Problem to solve: Show all lines that include the string "carrier"; copy each one.

Material for the task:

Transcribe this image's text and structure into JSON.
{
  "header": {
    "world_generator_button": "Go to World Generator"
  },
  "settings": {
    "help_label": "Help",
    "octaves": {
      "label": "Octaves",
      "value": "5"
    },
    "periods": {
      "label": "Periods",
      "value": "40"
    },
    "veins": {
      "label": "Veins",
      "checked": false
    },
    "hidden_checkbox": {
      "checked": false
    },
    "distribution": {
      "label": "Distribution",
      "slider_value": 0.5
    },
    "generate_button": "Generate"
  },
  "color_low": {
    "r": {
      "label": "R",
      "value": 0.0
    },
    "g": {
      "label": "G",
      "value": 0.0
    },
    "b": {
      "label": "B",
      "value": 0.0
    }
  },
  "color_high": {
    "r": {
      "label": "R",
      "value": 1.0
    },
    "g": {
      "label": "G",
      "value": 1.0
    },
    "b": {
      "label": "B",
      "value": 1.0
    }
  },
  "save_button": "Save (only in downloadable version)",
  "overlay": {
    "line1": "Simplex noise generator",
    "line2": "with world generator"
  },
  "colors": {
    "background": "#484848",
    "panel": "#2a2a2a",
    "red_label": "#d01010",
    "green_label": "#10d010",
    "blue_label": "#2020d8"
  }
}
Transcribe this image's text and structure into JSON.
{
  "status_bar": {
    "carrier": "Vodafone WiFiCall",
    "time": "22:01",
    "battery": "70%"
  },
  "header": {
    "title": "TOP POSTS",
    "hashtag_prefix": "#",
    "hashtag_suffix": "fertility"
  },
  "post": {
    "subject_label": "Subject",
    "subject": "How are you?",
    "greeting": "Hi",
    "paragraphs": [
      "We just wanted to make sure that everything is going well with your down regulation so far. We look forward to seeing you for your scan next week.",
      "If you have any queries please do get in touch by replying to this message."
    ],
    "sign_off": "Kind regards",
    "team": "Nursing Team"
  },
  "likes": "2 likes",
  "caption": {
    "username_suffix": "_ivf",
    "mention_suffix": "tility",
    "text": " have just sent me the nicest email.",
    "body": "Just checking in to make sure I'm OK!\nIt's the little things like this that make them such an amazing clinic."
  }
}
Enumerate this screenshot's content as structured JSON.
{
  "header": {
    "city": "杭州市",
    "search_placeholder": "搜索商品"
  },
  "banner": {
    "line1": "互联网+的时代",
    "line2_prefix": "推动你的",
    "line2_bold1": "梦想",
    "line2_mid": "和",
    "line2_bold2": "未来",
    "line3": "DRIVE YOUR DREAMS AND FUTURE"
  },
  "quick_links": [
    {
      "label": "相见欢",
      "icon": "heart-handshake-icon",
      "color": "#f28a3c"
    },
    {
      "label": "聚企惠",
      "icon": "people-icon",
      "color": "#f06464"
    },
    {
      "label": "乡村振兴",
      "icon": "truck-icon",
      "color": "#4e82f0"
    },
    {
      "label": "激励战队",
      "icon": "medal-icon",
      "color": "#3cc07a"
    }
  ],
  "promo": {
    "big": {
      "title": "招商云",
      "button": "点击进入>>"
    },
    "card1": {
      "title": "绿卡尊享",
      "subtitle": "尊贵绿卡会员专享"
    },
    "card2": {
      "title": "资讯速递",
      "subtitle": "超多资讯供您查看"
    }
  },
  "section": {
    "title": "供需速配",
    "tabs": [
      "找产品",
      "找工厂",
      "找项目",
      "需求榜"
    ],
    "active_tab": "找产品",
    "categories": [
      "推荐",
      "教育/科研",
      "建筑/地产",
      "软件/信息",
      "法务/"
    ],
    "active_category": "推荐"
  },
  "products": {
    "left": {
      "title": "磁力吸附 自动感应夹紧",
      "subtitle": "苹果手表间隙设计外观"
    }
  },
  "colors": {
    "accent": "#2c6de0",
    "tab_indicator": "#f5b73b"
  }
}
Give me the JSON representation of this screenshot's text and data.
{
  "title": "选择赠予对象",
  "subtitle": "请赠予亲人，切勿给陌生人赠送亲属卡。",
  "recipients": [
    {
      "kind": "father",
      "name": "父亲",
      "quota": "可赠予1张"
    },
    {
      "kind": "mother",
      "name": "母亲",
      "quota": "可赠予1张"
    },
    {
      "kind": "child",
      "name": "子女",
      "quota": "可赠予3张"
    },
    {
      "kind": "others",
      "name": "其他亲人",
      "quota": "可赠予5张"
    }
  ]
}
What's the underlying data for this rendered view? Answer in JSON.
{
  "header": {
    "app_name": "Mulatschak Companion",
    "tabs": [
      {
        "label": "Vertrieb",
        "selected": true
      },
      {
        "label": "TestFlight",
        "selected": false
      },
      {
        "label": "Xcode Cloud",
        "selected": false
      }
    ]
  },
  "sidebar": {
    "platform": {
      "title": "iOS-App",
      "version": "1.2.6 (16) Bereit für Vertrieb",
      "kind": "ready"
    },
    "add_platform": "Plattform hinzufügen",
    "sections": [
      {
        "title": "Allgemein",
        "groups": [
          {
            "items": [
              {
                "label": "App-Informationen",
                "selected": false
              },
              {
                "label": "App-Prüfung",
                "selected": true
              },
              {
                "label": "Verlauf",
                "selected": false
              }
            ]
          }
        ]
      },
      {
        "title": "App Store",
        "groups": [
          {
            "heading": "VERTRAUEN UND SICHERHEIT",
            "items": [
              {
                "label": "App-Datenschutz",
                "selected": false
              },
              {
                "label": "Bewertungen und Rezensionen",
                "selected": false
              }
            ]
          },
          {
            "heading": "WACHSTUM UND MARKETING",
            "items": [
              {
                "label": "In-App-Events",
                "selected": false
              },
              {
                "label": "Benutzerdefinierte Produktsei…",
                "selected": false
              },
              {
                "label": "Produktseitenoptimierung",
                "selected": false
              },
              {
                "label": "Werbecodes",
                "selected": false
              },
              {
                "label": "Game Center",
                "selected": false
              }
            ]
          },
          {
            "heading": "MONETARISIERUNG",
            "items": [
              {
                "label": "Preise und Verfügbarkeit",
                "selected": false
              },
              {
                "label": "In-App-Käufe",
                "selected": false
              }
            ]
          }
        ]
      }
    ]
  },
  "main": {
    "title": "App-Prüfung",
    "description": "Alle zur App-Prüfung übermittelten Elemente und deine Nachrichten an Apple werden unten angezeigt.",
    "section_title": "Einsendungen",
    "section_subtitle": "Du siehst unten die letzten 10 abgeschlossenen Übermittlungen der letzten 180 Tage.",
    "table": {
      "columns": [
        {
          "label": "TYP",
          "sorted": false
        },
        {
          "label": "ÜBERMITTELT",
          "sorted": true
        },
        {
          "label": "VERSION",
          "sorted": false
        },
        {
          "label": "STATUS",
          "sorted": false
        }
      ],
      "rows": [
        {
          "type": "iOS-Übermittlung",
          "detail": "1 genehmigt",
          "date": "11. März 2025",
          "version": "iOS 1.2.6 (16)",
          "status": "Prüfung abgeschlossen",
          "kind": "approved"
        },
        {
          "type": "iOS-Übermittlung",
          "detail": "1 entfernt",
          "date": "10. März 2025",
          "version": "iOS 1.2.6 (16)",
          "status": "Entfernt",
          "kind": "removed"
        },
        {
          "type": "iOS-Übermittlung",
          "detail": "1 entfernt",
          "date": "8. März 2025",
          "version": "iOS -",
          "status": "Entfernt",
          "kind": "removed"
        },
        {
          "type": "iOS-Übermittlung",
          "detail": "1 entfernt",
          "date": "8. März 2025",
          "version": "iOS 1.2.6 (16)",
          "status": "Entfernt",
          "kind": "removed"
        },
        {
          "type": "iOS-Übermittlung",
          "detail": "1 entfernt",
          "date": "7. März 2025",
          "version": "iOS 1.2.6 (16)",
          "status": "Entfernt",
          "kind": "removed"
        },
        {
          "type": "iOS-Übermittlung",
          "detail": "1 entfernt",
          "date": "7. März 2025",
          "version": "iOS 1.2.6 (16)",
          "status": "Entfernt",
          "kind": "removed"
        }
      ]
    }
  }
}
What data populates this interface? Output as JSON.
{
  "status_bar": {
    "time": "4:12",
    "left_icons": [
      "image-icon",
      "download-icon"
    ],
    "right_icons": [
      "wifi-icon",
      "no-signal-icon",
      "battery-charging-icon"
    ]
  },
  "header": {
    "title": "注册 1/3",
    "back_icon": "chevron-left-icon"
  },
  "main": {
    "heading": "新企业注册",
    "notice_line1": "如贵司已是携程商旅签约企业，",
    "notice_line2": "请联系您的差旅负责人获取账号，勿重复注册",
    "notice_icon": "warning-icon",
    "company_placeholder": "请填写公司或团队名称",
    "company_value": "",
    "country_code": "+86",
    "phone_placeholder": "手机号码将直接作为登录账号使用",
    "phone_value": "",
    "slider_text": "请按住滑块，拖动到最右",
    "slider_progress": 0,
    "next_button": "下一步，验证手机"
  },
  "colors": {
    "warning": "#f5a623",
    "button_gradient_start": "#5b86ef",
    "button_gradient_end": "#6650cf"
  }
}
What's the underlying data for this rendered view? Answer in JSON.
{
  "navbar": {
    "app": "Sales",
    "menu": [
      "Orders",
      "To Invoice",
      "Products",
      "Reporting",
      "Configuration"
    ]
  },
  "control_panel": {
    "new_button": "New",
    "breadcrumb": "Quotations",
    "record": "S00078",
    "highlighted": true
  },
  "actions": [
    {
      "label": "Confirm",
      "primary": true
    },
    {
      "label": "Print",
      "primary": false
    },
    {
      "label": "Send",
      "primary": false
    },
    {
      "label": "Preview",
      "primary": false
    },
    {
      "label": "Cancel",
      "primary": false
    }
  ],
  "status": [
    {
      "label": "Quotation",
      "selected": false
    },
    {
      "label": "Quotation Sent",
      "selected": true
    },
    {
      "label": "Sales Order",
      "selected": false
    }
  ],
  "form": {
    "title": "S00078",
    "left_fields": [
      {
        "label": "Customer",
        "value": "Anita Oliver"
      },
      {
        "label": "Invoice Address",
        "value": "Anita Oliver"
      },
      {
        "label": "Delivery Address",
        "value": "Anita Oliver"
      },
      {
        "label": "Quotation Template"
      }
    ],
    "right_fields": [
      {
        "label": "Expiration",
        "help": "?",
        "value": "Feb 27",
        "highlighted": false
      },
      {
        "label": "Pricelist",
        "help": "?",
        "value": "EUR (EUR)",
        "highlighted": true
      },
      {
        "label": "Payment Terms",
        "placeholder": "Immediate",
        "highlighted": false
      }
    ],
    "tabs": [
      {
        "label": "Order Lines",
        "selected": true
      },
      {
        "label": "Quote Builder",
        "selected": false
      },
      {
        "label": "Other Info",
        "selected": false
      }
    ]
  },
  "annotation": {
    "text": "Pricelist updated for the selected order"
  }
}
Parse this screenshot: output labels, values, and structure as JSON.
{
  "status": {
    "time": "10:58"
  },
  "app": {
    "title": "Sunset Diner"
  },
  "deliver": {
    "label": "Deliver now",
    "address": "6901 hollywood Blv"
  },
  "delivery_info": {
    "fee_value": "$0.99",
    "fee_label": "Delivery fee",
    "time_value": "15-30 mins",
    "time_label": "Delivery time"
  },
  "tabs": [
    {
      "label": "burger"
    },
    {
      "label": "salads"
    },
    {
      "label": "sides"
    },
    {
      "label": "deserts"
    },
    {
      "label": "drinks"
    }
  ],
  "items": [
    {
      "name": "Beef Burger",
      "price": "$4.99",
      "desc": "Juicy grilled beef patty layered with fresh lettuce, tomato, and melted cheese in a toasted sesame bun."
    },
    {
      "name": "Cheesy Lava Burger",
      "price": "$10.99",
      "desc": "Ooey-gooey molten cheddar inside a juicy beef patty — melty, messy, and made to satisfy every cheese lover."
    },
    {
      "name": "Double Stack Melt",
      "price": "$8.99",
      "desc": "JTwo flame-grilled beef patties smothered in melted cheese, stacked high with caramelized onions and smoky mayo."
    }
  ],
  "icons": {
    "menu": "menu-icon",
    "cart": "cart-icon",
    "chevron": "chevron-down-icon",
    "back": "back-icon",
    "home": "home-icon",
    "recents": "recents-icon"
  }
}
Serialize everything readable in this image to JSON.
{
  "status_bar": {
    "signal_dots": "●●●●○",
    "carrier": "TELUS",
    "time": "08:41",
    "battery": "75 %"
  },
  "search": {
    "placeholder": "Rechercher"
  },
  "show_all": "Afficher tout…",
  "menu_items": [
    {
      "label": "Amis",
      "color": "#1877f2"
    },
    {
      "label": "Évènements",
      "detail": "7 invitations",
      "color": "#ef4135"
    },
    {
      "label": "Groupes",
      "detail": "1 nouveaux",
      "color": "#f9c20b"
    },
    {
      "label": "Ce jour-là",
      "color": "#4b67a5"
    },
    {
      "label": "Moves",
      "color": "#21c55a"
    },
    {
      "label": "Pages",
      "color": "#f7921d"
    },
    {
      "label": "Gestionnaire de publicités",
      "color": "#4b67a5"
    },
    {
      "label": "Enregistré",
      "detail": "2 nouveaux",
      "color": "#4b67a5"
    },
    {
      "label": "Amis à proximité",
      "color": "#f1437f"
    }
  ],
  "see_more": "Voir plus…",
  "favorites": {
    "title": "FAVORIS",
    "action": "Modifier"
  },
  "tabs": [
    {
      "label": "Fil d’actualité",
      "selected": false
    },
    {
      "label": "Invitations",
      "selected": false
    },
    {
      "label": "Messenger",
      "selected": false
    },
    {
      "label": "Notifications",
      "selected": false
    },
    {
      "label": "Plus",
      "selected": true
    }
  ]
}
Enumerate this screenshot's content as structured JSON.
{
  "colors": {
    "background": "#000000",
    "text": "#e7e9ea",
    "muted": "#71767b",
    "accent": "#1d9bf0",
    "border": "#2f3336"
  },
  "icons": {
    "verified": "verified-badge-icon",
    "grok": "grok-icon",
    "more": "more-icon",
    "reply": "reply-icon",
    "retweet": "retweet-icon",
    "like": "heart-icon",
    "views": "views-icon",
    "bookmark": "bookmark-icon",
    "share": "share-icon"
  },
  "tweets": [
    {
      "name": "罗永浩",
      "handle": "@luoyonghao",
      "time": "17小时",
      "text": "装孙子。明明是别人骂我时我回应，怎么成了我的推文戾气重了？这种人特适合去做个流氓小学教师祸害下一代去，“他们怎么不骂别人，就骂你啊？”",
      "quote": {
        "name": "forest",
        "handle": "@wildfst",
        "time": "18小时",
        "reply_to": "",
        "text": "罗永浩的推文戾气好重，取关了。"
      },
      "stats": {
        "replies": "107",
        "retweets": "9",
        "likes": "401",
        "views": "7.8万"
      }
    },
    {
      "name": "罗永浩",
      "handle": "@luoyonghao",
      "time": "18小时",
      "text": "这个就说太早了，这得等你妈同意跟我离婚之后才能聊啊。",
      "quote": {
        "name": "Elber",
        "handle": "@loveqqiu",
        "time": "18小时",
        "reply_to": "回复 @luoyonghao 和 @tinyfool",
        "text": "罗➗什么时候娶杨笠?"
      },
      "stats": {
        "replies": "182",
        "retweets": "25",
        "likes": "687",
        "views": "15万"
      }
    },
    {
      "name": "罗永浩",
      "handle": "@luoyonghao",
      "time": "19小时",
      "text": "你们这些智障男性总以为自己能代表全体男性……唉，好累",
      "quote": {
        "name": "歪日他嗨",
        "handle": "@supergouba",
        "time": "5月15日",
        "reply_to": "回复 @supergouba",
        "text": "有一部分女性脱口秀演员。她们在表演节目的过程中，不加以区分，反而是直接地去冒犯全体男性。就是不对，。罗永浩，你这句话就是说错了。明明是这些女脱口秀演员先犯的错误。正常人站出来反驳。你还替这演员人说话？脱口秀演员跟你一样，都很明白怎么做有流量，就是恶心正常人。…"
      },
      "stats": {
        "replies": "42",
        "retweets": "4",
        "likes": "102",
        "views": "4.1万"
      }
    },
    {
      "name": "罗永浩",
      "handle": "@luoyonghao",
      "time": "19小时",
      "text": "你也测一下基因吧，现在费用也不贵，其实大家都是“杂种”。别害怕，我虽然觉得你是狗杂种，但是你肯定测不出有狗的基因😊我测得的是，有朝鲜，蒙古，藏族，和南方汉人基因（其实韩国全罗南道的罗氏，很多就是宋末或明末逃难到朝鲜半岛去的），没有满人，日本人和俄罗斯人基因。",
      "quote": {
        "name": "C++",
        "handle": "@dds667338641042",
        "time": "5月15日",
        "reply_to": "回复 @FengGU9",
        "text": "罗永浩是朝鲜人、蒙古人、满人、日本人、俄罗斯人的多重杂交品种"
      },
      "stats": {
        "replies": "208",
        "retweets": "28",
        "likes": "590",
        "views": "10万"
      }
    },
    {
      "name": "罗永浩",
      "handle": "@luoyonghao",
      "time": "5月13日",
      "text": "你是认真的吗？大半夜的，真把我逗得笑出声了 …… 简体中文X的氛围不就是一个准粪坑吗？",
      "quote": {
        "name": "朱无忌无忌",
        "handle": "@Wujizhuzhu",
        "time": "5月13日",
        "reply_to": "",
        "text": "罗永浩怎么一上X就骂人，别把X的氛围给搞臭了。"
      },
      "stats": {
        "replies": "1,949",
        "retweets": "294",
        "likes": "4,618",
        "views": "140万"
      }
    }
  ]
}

Output below:
    "carrier": "Vodafone WiFiCall",
    "carrier": "TELUS",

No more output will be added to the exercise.